** What needs to be done **
Images excluded, repeat each entry below exactly.

** Items **
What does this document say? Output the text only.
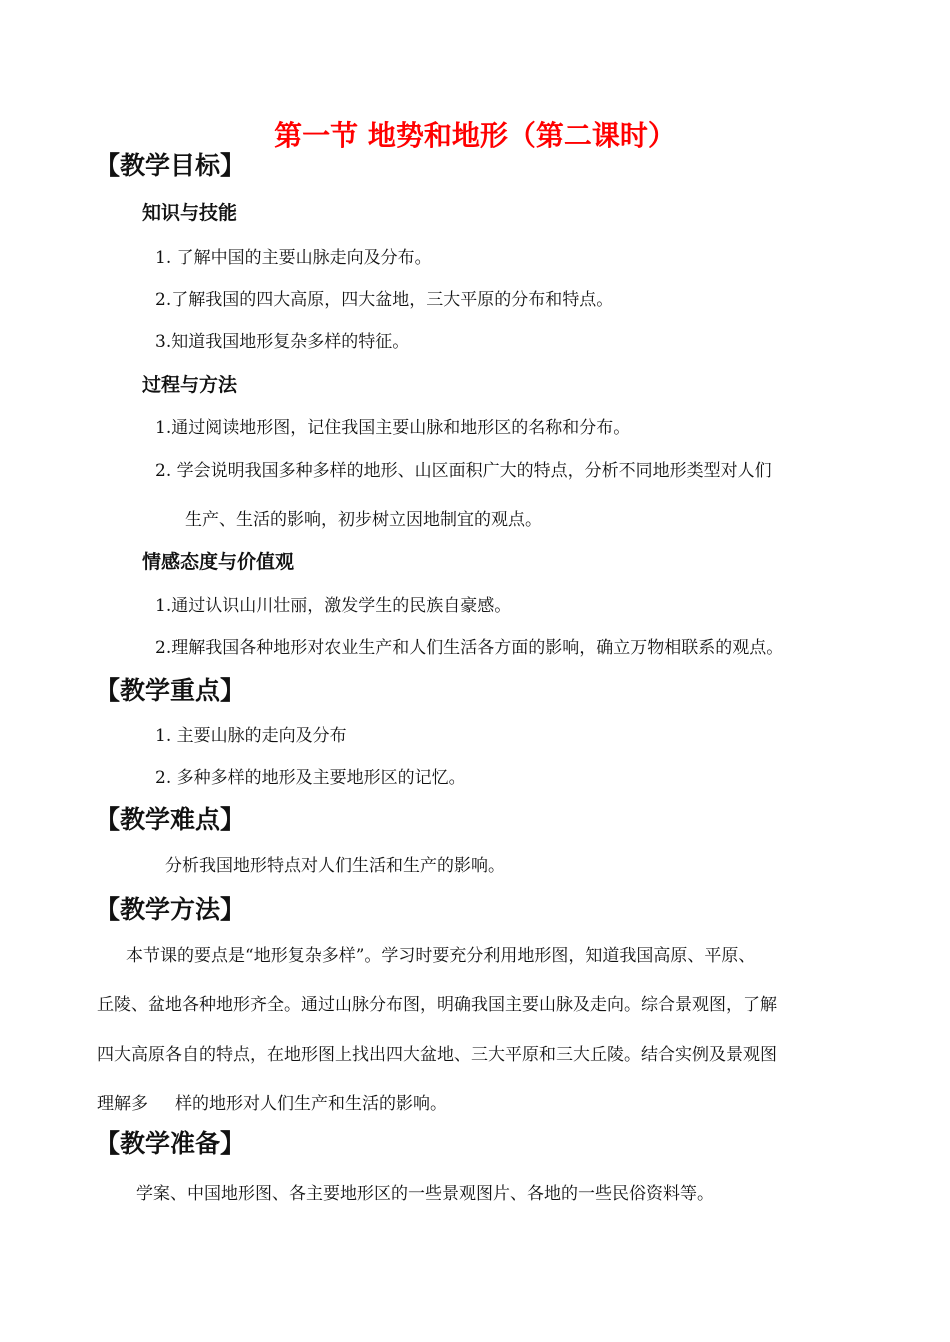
第一节 地势和地形（第二课时）
【教学目标】
知识与技能
1. 了解中国的主要山脉走向及分布。
2.了解我国的四大高原，四大盆地，三大平原的分布和特点。
3.知道我国地形复杂多样的特征。
过程与方法
1.通过阅读地形图，记住我国主要山脉和地形区的名称和分布。
2. 学会说明我国多种多样的地形、山区面积广大的特点，分析不同地形类型对人们
生产、生活的影响，初步树立因地制宜的观点。
情感态度与价值观
1.通过认识山川壮丽，激发学生的民族自豪感。
2.理解我国各种地形对农业生产和人们生活各方面的影响，确立万物相联系的观点。
【教学重点】
1. 主要山脉的走向及分布
2. 多种多样的地形及主要地形区的记忆。
【教学难点】
分析我国地形特点对人们生活和生产的影响。
【教学方法】
本节课的要点是“地形复杂多样”。学习时要充分利用地形图，知道我国高原、平原、
丘陵、盆地各种地形齐全。通过山脉分布图，明确我国主要山脉及走向。综合景观图，了解
四大高原各自的特点，在地形图上找出四大盆地、三大平原和三大丘陵。结合实例及景观图
理解多     样的地形对人们生产和生活的影响。
【教学准备】
学案、中国地形图、各主要地形区的一些景观图片、各地的一些民俗资料等。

** Result **
What does this document say? Output the text only.
第一节 地势和地形（第二课时）
【教学目标】
知识与技能
1. 了解中国的主要山脉走向及分布。
2.了解我国的四大高原，四大盆地，三大平原的分布和特点。
3.知道我国地形复杂多样的特征。
过程与方法
1.通过阅读地形图，记住我国主要山脉和地形区的名称和分布。
2. 学会说明我国多种多样的地形、山区面积广大的特点，分析不同地形类型对人们
生产、生活的影响，初步树立因地制宜的观点。
情感态度与价值观
1.通过认识山川壮丽，激发学生的民族自豪感。
2.理解我国各种地形对农业生产和人们生活各方面的影响，确立万物相联系的观点。
【教学重点】
1. 主要山脉的走向及分布
2. 多种多样的地形及主要地形区的记忆。
【教学难点】
分析我国地形特点对人们生活和生产的影响。
【教学方法】
本节课的要点是“地形复杂多样”。学习时要充分利用地形图，知道我国高原、平原、
丘陵、盆地各种地形齐全。通过山脉分布图，明确我国主要山脉及走向。综合景观图，了解
四大高原各自的特点，在地形图上找出四大盆地、三大平原和三大丘陵。结合实例及景观图
理解多     样的地形对人们生产和生活的影响。
【教学准备】
学案、中国地形图、各主要地形区的一些景观图片、各地的一些民俗资料等。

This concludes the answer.